> [Task directions]: Which lines of the data include the string "karbohidrat"? List them all.

Records contained in a dataset:
↓↓↓

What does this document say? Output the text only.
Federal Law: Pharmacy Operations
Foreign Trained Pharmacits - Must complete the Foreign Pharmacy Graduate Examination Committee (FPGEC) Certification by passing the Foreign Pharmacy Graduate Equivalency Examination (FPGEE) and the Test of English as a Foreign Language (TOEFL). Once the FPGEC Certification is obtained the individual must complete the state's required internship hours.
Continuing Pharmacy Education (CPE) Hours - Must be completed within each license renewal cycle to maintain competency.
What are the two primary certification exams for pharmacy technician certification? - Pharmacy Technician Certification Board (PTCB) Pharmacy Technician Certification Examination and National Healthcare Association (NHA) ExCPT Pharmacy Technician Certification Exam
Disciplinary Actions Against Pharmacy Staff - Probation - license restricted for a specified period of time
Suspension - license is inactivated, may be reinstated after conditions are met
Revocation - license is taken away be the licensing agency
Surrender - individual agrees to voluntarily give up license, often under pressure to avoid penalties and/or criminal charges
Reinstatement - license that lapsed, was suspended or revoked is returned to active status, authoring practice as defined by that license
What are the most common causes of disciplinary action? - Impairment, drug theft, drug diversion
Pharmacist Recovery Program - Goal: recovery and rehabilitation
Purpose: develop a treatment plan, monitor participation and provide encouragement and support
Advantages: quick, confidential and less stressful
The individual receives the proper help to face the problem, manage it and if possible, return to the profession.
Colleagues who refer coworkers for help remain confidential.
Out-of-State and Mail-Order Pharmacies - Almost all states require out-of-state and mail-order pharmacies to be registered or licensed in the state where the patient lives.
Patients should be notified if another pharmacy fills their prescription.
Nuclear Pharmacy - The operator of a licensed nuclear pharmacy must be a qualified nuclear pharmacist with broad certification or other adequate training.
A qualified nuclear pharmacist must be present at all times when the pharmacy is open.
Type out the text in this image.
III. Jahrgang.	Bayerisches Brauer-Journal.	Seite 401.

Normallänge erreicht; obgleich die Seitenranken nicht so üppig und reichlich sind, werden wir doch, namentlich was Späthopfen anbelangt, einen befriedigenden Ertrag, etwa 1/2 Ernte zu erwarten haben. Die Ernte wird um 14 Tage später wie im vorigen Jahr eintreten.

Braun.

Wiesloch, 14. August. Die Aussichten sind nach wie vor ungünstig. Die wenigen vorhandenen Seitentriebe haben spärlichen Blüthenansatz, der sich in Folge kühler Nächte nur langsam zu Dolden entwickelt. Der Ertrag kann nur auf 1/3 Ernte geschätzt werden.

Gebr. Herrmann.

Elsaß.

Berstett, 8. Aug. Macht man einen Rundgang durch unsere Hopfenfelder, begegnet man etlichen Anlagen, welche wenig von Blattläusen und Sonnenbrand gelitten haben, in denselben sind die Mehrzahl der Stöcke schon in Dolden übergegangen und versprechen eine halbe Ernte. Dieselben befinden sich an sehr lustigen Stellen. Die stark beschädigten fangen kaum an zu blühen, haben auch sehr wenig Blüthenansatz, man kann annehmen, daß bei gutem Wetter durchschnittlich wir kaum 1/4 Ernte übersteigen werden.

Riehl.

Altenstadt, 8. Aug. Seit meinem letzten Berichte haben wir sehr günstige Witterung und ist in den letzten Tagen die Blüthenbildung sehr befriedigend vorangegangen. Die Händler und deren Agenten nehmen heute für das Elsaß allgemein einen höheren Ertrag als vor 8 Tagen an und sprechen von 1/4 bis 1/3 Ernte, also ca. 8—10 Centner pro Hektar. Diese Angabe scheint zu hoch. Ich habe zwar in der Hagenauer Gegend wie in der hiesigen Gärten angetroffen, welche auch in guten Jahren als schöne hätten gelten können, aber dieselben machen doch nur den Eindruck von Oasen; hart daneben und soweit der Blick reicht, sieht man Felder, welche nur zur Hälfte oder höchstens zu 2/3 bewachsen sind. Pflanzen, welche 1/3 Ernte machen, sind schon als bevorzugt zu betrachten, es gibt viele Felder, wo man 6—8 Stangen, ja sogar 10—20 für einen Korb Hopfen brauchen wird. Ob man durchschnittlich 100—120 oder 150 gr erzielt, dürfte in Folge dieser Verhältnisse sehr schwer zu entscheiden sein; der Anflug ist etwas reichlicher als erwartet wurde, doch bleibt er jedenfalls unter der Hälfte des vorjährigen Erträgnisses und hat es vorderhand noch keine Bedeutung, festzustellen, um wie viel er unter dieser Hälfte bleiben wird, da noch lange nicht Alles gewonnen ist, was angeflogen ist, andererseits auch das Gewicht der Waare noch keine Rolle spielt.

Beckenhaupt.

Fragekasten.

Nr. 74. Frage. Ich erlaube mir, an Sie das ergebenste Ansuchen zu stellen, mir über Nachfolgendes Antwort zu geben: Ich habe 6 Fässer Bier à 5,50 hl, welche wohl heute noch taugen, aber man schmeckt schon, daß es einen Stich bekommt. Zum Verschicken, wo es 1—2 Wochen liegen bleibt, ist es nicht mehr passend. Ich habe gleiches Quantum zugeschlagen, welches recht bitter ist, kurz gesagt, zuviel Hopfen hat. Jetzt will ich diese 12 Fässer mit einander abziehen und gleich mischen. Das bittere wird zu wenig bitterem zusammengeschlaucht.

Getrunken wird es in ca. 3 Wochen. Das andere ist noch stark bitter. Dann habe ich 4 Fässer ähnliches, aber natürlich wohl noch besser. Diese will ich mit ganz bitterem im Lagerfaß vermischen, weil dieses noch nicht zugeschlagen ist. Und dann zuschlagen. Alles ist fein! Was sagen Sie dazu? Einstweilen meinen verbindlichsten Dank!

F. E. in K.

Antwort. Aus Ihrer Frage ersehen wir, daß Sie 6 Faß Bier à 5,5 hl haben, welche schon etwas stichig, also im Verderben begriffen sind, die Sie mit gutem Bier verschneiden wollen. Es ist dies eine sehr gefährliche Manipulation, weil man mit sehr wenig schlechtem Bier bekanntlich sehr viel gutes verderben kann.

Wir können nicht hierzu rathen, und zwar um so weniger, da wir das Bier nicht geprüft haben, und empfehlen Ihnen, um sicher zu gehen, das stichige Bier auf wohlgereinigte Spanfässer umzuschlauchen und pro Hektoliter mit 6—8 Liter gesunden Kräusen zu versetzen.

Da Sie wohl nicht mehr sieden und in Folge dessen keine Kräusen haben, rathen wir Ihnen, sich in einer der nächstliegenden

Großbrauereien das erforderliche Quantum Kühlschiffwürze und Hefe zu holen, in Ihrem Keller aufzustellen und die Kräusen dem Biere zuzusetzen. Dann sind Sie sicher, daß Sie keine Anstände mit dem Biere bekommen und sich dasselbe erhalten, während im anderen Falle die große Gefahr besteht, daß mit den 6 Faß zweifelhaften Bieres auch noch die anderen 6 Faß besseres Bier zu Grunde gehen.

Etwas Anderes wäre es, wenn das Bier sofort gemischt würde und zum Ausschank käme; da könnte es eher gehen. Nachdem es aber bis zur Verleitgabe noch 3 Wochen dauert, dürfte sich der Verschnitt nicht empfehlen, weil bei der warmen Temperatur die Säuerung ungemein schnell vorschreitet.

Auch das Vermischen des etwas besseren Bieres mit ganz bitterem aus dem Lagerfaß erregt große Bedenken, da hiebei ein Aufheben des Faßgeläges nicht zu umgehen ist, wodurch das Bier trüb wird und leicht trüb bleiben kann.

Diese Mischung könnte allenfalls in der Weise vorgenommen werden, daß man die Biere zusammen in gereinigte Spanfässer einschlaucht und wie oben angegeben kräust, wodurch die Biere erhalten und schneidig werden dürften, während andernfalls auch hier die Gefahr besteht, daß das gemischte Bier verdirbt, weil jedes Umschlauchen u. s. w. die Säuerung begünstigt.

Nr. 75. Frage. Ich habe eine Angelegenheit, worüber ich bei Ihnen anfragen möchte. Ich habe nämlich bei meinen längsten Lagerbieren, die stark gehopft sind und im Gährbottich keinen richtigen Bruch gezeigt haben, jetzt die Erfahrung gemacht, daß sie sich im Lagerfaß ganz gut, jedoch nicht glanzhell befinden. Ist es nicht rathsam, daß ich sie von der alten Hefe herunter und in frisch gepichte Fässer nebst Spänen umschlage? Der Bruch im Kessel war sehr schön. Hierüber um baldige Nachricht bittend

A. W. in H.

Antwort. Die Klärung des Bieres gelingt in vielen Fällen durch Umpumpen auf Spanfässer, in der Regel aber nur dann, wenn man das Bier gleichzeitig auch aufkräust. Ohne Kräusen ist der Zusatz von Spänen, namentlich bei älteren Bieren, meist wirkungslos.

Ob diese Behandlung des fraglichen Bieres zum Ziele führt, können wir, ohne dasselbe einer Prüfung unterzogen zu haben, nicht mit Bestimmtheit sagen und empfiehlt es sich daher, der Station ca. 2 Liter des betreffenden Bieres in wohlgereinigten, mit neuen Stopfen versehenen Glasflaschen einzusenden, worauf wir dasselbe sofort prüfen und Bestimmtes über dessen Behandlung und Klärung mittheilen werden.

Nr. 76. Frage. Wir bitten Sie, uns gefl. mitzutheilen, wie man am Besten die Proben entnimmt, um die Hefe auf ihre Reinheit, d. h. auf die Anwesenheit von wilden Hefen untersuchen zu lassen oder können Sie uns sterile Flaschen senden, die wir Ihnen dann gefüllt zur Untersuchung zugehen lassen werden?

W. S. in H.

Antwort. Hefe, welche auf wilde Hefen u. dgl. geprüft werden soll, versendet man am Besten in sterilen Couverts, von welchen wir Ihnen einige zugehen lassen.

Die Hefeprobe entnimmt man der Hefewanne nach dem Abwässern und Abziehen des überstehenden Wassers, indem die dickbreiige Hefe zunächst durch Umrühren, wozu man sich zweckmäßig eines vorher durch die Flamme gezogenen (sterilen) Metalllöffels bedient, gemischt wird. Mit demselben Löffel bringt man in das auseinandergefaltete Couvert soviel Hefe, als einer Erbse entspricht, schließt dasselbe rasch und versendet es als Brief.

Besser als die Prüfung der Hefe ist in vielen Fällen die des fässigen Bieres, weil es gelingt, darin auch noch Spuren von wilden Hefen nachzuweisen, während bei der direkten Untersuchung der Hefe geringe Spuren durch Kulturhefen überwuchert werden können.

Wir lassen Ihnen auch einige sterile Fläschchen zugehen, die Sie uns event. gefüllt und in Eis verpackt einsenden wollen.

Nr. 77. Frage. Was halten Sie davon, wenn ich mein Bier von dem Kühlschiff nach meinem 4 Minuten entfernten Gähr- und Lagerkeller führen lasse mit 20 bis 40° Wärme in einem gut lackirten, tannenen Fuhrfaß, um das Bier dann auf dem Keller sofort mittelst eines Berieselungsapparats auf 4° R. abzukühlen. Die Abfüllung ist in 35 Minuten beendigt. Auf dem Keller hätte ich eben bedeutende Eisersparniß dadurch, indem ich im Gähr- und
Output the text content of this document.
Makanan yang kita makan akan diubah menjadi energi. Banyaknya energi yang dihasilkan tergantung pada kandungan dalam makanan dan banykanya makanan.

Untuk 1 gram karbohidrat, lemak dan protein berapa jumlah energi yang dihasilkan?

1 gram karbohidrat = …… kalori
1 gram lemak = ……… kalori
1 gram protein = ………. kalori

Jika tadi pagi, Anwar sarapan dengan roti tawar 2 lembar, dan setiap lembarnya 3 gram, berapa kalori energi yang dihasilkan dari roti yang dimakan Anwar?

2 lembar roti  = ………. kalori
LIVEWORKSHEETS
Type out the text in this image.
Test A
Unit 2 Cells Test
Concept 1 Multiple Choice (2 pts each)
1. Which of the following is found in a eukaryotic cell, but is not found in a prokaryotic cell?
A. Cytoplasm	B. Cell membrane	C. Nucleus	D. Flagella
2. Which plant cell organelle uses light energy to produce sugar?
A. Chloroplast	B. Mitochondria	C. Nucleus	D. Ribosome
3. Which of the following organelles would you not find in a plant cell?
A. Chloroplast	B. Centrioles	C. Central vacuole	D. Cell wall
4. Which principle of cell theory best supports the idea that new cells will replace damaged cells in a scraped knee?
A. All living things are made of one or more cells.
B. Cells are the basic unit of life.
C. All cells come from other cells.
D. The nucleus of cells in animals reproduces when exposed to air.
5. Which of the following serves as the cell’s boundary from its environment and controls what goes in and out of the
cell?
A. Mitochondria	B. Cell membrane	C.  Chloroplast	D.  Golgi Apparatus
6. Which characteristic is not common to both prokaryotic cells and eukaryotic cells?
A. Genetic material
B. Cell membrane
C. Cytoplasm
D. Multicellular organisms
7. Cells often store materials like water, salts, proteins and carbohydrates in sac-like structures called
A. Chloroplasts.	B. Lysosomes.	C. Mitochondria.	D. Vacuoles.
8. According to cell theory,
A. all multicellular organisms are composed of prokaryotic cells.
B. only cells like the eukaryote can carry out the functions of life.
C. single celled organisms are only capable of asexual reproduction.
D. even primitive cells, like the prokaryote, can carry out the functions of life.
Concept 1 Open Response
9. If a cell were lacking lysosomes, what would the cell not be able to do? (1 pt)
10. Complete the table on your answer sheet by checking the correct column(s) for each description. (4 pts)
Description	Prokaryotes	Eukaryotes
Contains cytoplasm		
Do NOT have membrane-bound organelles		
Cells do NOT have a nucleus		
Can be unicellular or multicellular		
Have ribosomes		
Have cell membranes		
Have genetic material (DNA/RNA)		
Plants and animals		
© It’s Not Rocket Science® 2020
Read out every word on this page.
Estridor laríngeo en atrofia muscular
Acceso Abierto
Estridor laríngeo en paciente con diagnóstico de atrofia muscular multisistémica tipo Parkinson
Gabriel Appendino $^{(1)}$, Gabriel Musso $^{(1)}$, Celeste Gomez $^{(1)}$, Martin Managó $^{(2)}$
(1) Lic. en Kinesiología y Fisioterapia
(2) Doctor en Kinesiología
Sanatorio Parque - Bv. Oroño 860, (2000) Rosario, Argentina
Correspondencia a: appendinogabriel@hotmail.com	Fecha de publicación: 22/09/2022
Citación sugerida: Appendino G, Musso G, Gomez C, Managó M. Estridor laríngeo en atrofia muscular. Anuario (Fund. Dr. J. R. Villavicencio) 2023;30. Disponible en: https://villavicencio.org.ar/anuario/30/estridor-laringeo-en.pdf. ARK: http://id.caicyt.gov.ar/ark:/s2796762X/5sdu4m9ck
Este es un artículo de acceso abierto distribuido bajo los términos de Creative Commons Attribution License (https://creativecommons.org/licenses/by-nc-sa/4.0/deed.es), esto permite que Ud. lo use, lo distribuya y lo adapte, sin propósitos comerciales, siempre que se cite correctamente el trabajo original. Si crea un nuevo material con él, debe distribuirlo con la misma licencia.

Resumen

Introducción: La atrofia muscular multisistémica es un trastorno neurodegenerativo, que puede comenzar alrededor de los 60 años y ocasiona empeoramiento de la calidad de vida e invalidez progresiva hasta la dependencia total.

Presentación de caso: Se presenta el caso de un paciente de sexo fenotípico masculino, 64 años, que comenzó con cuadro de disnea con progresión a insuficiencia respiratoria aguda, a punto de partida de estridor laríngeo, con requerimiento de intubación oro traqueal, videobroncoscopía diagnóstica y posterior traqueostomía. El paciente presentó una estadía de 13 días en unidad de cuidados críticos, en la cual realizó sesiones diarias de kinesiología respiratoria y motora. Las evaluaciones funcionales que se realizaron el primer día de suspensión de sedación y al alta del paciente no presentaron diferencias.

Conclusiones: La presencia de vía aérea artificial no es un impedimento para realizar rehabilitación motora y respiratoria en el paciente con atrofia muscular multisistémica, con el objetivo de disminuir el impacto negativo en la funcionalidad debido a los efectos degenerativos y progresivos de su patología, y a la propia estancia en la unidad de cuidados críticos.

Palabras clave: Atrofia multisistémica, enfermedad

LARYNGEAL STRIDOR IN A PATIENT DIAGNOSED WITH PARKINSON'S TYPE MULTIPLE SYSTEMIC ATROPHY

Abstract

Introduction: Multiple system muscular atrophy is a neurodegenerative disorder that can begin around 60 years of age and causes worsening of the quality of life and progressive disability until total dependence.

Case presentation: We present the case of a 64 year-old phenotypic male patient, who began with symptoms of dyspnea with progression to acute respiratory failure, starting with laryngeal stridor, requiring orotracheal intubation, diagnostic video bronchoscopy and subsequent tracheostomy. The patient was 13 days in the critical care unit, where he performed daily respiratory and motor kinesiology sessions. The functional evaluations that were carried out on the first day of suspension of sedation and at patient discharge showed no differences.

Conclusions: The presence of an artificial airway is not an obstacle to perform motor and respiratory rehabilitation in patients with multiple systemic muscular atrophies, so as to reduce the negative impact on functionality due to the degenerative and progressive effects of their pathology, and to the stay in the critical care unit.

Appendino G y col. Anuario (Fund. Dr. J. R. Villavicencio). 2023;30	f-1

↑↑↑

> [Solved exercise]:
Untuk 1 gram karbohidrat, lemak dan protein berapa jumlah energi yang dihasilkan?
1 gram karbohidrat = …… kalori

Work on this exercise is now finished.